# Exercise objective:
Reproduce every one of the rows below verbatim, with no changes.

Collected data
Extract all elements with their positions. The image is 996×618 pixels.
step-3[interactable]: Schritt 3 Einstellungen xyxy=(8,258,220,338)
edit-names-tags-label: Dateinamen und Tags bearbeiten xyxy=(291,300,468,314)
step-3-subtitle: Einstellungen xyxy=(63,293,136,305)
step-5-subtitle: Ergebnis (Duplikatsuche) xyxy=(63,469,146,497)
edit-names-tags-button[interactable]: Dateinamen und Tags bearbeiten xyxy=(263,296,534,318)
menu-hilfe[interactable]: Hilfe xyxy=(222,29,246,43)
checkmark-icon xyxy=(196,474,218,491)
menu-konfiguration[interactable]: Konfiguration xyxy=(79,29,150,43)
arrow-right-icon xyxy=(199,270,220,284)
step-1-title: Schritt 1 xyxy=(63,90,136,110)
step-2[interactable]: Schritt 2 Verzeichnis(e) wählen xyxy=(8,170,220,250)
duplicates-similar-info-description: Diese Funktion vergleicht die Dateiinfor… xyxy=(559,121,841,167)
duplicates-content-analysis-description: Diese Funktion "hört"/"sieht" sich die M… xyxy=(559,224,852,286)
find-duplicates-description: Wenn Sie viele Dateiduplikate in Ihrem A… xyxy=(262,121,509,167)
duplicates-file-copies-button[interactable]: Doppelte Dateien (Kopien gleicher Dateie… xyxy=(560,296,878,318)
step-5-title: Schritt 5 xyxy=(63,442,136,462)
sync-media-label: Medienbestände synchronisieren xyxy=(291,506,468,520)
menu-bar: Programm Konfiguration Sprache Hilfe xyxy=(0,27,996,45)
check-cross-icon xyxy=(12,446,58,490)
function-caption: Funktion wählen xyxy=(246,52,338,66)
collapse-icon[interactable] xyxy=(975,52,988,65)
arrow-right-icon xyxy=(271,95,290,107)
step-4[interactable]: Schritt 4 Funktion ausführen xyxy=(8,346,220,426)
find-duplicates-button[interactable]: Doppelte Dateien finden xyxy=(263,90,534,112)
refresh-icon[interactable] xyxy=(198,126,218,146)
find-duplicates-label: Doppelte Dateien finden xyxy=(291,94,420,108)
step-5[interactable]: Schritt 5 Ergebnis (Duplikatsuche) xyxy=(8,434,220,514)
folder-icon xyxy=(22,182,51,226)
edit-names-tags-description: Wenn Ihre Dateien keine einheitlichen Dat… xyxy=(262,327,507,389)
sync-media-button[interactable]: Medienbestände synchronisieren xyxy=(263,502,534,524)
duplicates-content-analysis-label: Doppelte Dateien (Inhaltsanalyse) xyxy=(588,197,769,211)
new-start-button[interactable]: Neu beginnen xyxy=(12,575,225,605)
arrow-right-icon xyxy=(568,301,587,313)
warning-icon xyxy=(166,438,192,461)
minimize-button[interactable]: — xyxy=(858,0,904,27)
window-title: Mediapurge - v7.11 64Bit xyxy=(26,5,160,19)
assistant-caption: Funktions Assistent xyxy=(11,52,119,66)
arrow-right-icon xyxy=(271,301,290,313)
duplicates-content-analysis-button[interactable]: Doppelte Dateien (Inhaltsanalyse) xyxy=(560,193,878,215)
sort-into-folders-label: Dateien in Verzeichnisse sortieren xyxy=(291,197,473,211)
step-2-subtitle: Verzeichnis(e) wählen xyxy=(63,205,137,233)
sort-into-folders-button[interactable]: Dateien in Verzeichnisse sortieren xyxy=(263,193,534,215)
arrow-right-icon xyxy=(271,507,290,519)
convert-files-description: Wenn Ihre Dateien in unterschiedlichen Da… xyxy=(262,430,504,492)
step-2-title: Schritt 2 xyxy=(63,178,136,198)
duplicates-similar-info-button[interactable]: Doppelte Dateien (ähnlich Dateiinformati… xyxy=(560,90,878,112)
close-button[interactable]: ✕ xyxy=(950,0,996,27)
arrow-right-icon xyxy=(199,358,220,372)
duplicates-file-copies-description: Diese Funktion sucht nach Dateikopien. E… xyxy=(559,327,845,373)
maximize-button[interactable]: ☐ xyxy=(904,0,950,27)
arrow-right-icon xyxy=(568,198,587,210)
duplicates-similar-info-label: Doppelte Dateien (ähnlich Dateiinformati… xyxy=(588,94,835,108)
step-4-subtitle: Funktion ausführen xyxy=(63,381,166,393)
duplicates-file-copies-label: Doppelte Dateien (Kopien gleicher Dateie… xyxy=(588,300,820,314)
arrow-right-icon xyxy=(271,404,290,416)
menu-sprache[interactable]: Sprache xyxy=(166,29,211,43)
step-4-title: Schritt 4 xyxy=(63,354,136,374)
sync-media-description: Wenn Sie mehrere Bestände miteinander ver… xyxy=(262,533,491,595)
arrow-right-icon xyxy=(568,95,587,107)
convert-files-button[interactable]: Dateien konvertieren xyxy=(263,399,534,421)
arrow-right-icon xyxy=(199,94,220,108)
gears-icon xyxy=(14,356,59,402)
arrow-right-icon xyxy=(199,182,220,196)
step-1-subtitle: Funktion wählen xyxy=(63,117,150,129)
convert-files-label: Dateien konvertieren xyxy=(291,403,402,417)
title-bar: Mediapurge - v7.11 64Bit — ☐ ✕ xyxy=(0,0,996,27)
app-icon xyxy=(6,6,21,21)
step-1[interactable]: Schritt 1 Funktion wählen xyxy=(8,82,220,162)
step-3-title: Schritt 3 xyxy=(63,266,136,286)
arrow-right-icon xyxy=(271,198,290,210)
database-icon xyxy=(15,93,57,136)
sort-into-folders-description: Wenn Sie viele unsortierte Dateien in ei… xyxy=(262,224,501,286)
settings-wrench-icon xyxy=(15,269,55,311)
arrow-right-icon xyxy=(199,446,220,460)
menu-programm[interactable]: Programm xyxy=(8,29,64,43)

# Result:
Extract all elements with their positions. The image is 996×618 pixels.
step-3[interactable]: Schritt 3 Einstellungen xyxy=(8,258,220,338)
edit-names-tags-label: Dateinamen und Tags bearbeiten xyxy=(291,300,468,314)
step-3-subtitle: Einstellungen xyxy=(63,293,136,305)
step-5-subtitle: Ergebnis (Duplikatsuche) xyxy=(63,469,146,497)
edit-names-tags-button[interactable]: Dateinamen und Tags bearbeiten xyxy=(263,296,534,318)
menu-hilfe[interactable]: Hilfe xyxy=(222,29,246,43)
checkmark-icon xyxy=(196,474,218,491)
menu-konfiguration[interactable]: Konfiguration xyxy=(79,29,150,43)
arrow-right-icon xyxy=(199,270,220,284)
step-1-title: Schritt 1 xyxy=(63,90,136,110)
step-2[interactable]: Schritt 2 Verzeichnis(e) wählen xyxy=(8,170,220,250)
duplicates-similar-info-description: Diese Funktion vergleicht die Dateiinfor… xyxy=(559,121,841,167)
duplicates-content-analysis-description: Diese Funktion "hört"/"sieht" sich die M… xyxy=(559,224,852,286)
find-duplicates-description: Wenn Sie viele Dateiduplikate in Ihrem A… xyxy=(262,121,509,167)
duplicates-file-copies-button[interactable]: Doppelte Dateien (Kopien gleicher Dateie… xyxy=(560,296,878,318)
step-5-title: Schritt 5 xyxy=(63,442,136,462)
sync-media-label: Medienbestände synchronisieren xyxy=(291,506,468,520)
menu-bar: Programm Konfiguration Sprache Hilfe xyxy=(0,27,996,45)
check-cross-icon xyxy=(12,446,58,490)
function-caption: Funktion wählen xyxy=(246,52,338,66)
collapse-icon[interactable] xyxy=(975,52,988,65)
arrow-right-icon xyxy=(271,95,290,107)
step-4[interactable]: Schritt 4 Funktion ausführen xyxy=(8,346,220,426)
find-duplicates-button[interactable]: Doppelte Dateien finden xyxy=(263,90,534,112)
refresh-icon[interactable] xyxy=(198,126,218,146)
find-duplicates-label: Doppelte Dateien finden xyxy=(291,94,420,108)
step-5[interactable]: Schritt 5 Ergebnis (Duplikatsuche) xyxy=(8,434,220,514)
folder-icon xyxy=(22,182,51,226)
edit-names-tags-description: Wenn Ihre Dateien keine einheitlichen Dat… xyxy=(262,327,507,389)
sync-media-button[interactable]: Medienbestände synchronisieren xyxy=(263,502,534,524)
duplicates-content-analysis-label: Doppelte Dateien (Inhaltsanalyse) xyxy=(588,197,769,211)
new-start-button[interactable]: Neu beginnen xyxy=(12,575,225,605)
arrow-right-icon xyxy=(568,301,587,313)
warning-icon xyxy=(166,438,192,461)
minimize-button[interactable]: — xyxy=(858,0,904,27)
window-title: Mediapurge - v7.11 64Bit xyxy=(26,5,160,19)
assistant-caption: Funktions Assistent xyxy=(11,52,119,66)
arrow-right-icon xyxy=(271,301,290,313)
duplicates-content-analysis-button[interactable]: Doppelte Dateien (Inhaltsanalyse) xyxy=(560,193,878,215)
sort-into-folders-label: Dateien in Verzeichnisse sortieren xyxy=(291,197,473,211)
step-2-subtitle: Verzeichnis(e) wählen xyxy=(63,205,137,233)
sort-into-folders-button[interactable]: Dateien in Verzeichnisse sortieren xyxy=(263,193,534,215)
arrow-right-icon xyxy=(271,507,290,519)
convert-files-description: Wenn Ihre Dateien in unterschiedlichen Da… xyxy=(262,430,504,492)
step-2-title: Schritt 2 xyxy=(63,178,136,198)
duplicates-similar-info-button[interactable]: Doppelte Dateien (ähnlich Dateiinformati… xyxy=(560,90,878,112)
close-button[interactable]: ✕ xyxy=(950,0,996,27)
arrow-right-icon xyxy=(199,358,220,372)
duplicates-file-copies-description: Diese Funktion sucht nach Dateikopien. E… xyxy=(559,327,845,373)
maximize-button[interactable]: ☐ xyxy=(904,0,950,27)
arrow-right-icon xyxy=(568,198,587,210)
duplicates-similar-info-label: Doppelte Dateien (ähnlich Dateiinformati… xyxy=(588,94,835,108)
step-4-subtitle: Funktion ausführen xyxy=(63,381,166,393)
duplicates-file-copies-label: Doppelte Dateien (Kopien gleicher Dateie… xyxy=(588,300,820,314)
arrow-right-icon xyxy=(271,404,290,416)
menu-sprache[interactable]: Sprache xyxy=(166,29,211,43)
step-4-title: Schritt 4 xyxy=(63,354,136,374)
sync-media-description: Wenn Sie mehrere Bestände miteinander ver… xyxy=(262,533,491,595)
arrow-right-icon xyxy=(568,95,587,107)
convert-files-button[interactable]: Dateien konvertieren xyxy=(263,399,534,421)
arrow-right-icon xyxy=(199,94,220,108)
gears-icon xyxy=(14,356,59,402)
arrow-right-icon xyxy=(199,182,220,196)
step-1-subtitle: Funktion wählen xyxy=(63,117,150,129)
convert-files-label: Dateien konvertieren xyxy=(291,403,402,417)
title-bar: Mediapurge - v7.11 64Bit — ☐ ✕ xyxy=(0,0,996,27)
app-icon xyxy=(6,6,21,21)
step-1[interactable]: Schritt 1 Funktion wählen xyxy=(8,82,220,162)
step-3-title: Schritt 3 xyxy=(63,266,136,286)
arrow-right-icon xyxy=(271,198,290,210)
database-icon xyxy=(15,93,57,136)
sort-into-folders-description: Wenn Sie viele unsortierte Dateien in ei… xyxy=(262,224,501,286)
settings-wrench-icon xyxy=(15,269,55,311)
arrow-right-icon xyxy=(199,446,220,460)
menu-programm[interactable]: Programm xyxy=(8,29,64,43)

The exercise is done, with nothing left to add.